── Dataset extract ──
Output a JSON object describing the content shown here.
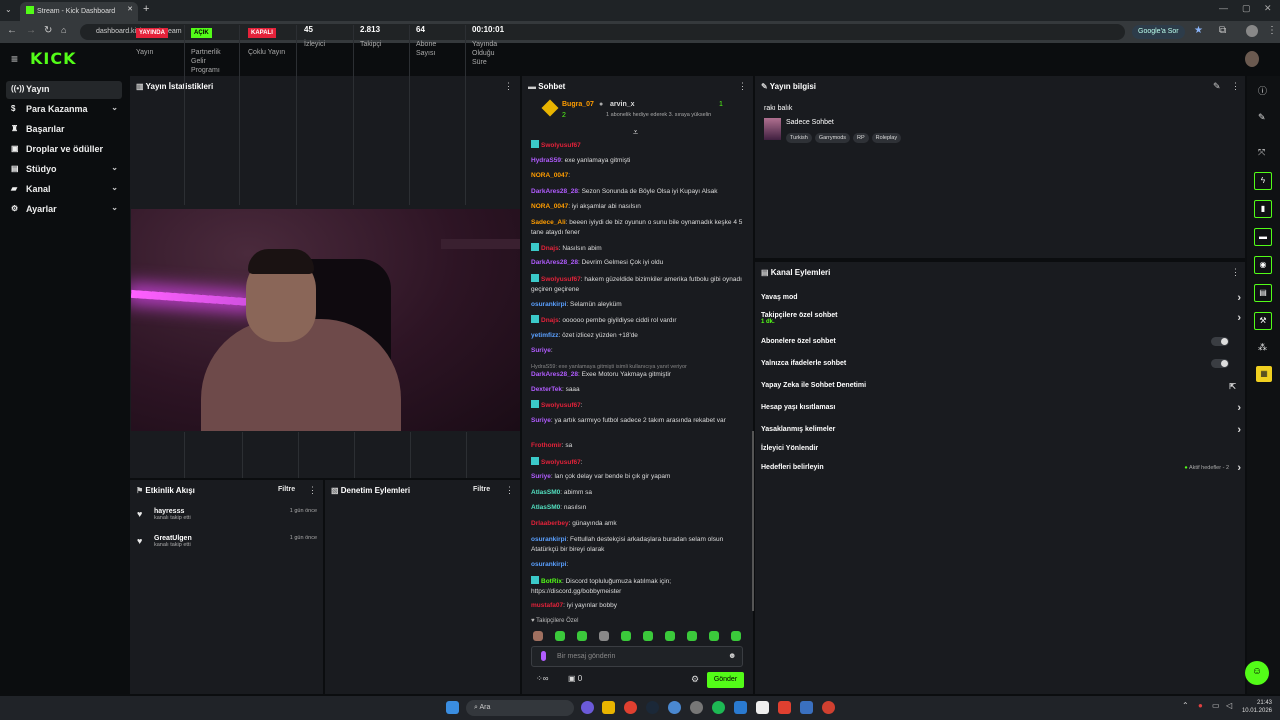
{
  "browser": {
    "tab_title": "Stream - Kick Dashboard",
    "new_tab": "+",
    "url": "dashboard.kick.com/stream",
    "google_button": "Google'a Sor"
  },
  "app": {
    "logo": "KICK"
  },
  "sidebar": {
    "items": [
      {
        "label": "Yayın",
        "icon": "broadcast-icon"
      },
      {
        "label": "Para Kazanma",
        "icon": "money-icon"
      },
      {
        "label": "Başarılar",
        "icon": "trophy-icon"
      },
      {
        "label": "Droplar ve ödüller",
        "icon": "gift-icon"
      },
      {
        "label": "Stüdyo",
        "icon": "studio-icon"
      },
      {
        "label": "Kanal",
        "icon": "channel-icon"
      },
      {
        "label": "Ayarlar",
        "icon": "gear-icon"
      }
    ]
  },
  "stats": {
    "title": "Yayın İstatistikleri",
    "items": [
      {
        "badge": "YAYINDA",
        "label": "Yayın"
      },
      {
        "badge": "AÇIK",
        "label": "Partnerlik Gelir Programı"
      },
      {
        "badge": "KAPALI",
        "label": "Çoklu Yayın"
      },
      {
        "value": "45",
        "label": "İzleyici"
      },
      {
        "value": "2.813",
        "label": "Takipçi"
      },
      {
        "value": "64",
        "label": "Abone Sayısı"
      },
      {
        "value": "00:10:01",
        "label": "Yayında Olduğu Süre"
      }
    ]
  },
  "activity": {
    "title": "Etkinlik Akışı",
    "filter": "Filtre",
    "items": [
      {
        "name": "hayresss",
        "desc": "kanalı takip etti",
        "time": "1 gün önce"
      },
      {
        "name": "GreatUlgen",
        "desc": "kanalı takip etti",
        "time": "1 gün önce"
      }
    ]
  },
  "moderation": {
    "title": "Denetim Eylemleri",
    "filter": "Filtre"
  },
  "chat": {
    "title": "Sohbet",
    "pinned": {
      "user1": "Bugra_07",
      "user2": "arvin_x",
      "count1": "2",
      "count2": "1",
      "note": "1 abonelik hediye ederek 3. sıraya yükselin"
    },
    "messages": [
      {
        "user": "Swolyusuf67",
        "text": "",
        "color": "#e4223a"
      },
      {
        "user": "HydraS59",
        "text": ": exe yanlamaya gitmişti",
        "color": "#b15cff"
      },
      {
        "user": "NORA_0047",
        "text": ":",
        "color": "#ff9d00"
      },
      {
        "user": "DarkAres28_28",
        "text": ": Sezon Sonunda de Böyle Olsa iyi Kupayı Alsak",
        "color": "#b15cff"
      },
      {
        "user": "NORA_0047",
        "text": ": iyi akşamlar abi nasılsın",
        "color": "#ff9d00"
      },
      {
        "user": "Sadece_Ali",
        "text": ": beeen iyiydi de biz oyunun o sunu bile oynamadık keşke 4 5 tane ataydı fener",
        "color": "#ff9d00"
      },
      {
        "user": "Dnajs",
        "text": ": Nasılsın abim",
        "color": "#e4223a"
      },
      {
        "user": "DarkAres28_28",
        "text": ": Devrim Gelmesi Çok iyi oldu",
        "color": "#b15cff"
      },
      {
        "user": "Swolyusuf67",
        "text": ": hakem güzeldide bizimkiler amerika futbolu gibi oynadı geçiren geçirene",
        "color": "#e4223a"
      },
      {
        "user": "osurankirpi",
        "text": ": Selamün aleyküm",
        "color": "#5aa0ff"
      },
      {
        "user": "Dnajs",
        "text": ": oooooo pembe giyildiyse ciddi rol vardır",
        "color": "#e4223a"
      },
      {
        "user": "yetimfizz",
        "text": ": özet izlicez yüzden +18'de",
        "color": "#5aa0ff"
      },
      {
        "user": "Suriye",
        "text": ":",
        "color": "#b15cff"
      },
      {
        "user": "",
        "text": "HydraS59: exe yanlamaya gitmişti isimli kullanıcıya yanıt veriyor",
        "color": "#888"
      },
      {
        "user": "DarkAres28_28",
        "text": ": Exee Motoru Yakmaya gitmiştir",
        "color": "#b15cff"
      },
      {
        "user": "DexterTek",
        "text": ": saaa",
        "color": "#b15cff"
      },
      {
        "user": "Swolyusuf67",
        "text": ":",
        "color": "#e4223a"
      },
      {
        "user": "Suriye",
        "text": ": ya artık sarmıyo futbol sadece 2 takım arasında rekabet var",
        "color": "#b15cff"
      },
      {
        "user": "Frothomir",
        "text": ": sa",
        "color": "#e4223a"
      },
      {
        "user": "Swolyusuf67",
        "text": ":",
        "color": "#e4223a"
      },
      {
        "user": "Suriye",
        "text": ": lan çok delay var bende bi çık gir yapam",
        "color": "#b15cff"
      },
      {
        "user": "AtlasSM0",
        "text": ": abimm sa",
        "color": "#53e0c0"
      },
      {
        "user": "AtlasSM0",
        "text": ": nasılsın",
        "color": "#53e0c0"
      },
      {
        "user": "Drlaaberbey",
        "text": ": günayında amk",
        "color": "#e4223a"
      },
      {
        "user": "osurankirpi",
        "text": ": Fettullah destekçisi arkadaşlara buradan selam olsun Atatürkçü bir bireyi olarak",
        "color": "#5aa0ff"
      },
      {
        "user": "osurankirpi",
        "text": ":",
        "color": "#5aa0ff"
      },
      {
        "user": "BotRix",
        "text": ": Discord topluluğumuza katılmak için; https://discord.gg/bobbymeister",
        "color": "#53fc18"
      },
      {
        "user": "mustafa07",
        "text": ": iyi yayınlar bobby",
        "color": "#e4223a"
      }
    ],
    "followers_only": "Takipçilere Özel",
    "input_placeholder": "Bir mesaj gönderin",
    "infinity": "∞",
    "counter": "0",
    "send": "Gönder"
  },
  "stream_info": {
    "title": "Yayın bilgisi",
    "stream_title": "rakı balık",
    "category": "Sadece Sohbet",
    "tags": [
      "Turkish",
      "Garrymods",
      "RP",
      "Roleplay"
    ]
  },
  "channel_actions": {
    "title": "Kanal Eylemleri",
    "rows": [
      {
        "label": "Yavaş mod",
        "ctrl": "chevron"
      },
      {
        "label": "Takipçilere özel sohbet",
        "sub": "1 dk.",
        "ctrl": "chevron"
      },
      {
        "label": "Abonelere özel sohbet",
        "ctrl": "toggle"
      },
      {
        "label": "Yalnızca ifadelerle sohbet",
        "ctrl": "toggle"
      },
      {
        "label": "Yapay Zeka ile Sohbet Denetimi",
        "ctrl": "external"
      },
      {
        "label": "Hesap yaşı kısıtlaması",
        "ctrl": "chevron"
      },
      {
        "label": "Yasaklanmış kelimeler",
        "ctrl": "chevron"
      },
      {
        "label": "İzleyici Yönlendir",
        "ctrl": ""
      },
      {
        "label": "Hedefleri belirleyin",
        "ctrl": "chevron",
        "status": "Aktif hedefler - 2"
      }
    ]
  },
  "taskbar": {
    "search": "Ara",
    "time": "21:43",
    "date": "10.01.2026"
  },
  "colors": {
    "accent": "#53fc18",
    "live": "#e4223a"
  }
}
───
Problem: Quote the material word for word, dropping any images it holds.

Output:
Output a JSON object describing the content shown here.
{
  "browser": {
    "tab_title": "Stream - Kick Dashboard",
    "new_tab": "+",
    "url": "dashboard.kick.com/stream",
    "google_button": "Google'a Sor"
  },
  "app": {
    "logo": "KICK"
  },
  "sidebar": {
    "items": [
      {
        "label": "Yayın",
        "icon": "broadcast-icon"
      },
      {
        "label": "Para Kazanma",
        "icon": "money-icon"
      },
      {
        "label": "Başarılar",
        "icon": "trophy-icon"
      },
      {
        "label": "Droplar ve ödüller",
        "icon": "gift-icon"
      },
      {
        "label": "Stüdyo",
        "icon": "studio-icon"
      },
      {
        "label": "Kanal",
        "icon": "channel-icon"
      },
      {
        "label": "Ayarlar",
        "icon": "gear-icon"
      }
    ]
  },
  "stats": {
    "title": "Yayın İstatistikleri",
    "items": [
      {
        "badge": "YAYINDA",
        "label": "Yayın"
      },
      {
        "badge": "AÇIK",
        "label": "Partnerlik Gelir Programı"
      },
      {
        "badge": "KAPALI",
        "label": "Çoklu Yayın"
      },
      {
        "value": "45",
        "label": "İzleyici"
      },
      {
        "value": "2.813",
        "label": "Takipçi"
      },
      {
        "value": "64",
        "label": "Abone Sayısı"
      },
      {
        "value": "00:10:01",
        "label": "Yayında Olduğu Süre"
      }
    ]
  },
  "activity": {
    "title": "Etkinlik Akışı",
    "filter": "Filtre",
    "items": [
      {
        "name": "hayresss",
        "desc": "kanalı takip etti",
        "time": "1 gün önce"
      },
      {
        "name": "GreatUlgen",
        "desc": "kanalı takip etti",
        "time": "1 gün önce"
      }
    ]
  },
  "moderation": {
    "title": "Denetim Eylemleri",
    "filter": "Filtre"
  },
  "chat": {
    "title": "Sohbet",
    "pinned": {
      "user1": "Bugra_07",
      "user2": "arvin_x",
      "count1": "2",
      "count2": "1",
      "note": "1 abonelik hediye ederek 3. sıraya yükselin"
    },
    "messages": [
      {
        "user": "Swolyusuf67",
        "text": "",
        "color": "#e4223a"
      },
      {
        "user": "HydraS59",
        "text": ": exe yanlamaya gitmişti",
        "color": "#b15cff"
      },
      {
        "user": "NORA_0047",
        "text": ":",
        "color": "#ff9d00"
      },
      {
        "user": "DarkAres28_28",
        "text": ": Sezon Sonunda de Böyle Olsa iyi Kupayı Alsak",
        "color": "#b15cff"
      },
      {
        "user": "NORA_0047",
        "text": ": iyi akşamlar abi nasılsın",
        "color": "#ff9d00"
      },
      {
        "user": "Sadece_Ali",
        "text": ": beeen iyiydi de biz oyunun o sunu bile oynamadık keşke 4 5 tane ataydı fener",
        "color": "#ff9d00"
      },
      {
        "user": "Dnajs",
        "text": ": Nasılsın abim",
        "color": "#e4223a"
      },
      {
        "user": "DarkAres28_28",
        "text": ": Devrim Gelmesi Çok iyi oldu",
        "color": "#b15cff"
      },
      {
        "user": "Swolyusuf67",
        "text": ": hakem güzeldide bizimkiler amerika futbolu gibi oynadı geçiren geçirene",
        "color": "#e4223a"
      },
      {
        "user": "osurankirpi",
        "text": ": Selamün aleyküm",
        "color": "#5aa0ff"
      },
      {
        "user": "Dnajs",
        "text": ": oooooo pembe giyildiyse ciddi rol vardır",
        "color": "#e4223a"
      },
      {
        "user": "yetimfizz",
        "text": ": özet izlicez yüzden +18'de",
        "color": "#5aa0ff"
      },
      {
        "user": "Suriye",
        "text": ":",
        "color": "#b15cff"
      },
      {
        "user": "",
        "text": "HydraS59: exe yanlamaya gitmişti isimli kullanıcıya yanıt veriyor",
        "color": "#888"
      },
      {
        "user": "DarkAres28_28",
        "text": ": Exee Motoru Yakmaya gitmiştir",
        "color": "#b15cff"
      },
      {
        "user": "DexterTek",
        "text": ": saaa",
        "color": "#b15cff"
      },
      {
        "user": "Swolyusuf67",
        "text": ":",
        "color": "#e4223a"
      },
      {
        "user": "Suriye",
        "text": ": ya artık sarmıyo futbol sadece 2 takım arasında rekabet var",
        "color": "#b15cff"
      },
      {
        "user": "Frothomir",
        "text": ": sa",
        "color": "#e4223a"
      },
      {
        "user": "Swolyusuf67",
        "text": ":",
        "color": "#e4223a"
      },
      {
        "user": "Suriye",
        "text": ": lan çok delay var bende bi çık gir yapam",
        "color": "#b15cff"
      },
      {
        "user": "AtlasSM0",
        "text": ": abimm sa",
        "color": "#53e0c0"
      },
      {
        "user": "AtlasSM0",
        "text": ": nasılsın",
        "color": "#53e0c0"
      },
      {
        "user": "Drlaaberbey",
        "text": ": günayında amk",
        "color": "#e4223a"
      },
      {
        "user": "osurankirpi",
        "text": ": Fettullah destekçisi arkadaşlara buradan selam olsun Atatürkçü bir bireyi olarak",
        "color": "#5aa0ff"
      },
      {
        "user": "osurankirpi",
        "text": ":",
        "color": "#5aa0ff"
      },
      {
        "user": "BotRix",
        "text": ": Discord topluluğumuza katılmak için; https://discord.gg/bobbymeister",
        "color": "#53fc18"
      },
      {
        "user": "mustafa07",
        "text": ": iyi yayınlar bobby",
        "color": "#e4223a"
      }
    ],
    "followers_only": "Takipçilere Özel",
    "input_placeholder": "Bir mesaj gönderin",
    "infinity": "∞",
    "counter": "0",
    "send": "Gönder"
  },
  "stream_info": {
    "title": "Yayın bilgisi",
    "stream_title": "rakı balık",
    "category": "Sadece Sohbet",
    "tags": [
      "Turkish",
      "Garrymods",
      "RP",
      "Roleplay"
    ]
  },
  "channel_actions": {
    "title": "Kanal Eylemleri",
    "rows": [
      {
        "label": "Yavaş mod",
        "ctrl": "chevron"
      },
      {
        "label": "Takipçilere özel sohbet",
        "sub": "1 dk.",
        "ctrl": "chevron"
      },
      {
        "label": "Abonelere özel sohbet",
        "ctrl": "toggle"
      },
      {
        "label": "Yalnızca ifadelerle sohbet",
        "ctrl": "toggle"
      },
      {
        "label": "Yapay Zeka ile Sohbet Denetimi",
        "ctrl": "external"
      },
      {
        "label": "Hesap yaşı kısıtlaması",
        "ctrl": "chevron"
      },
      {
        "label": "Yasaklanmış kelimeler",
        "ctrl": "chevron"
      },
      {
        "label": "İzleyici Yönlendir",
        "ctrl": ""
      },
      {
        "label": "Hedefleri belirleyin",
        "ctrl": "chevron",
        "status": "Aktif hedefler - 2"
      }
    ]
  },
  "taskbar": {
    "search": "Ara",
    "time": "21:43",
    "date": "10.01.2026"
  },
  "colors": {
    "accent": "#53fc18",
    "live": "#e4223a"
  }
}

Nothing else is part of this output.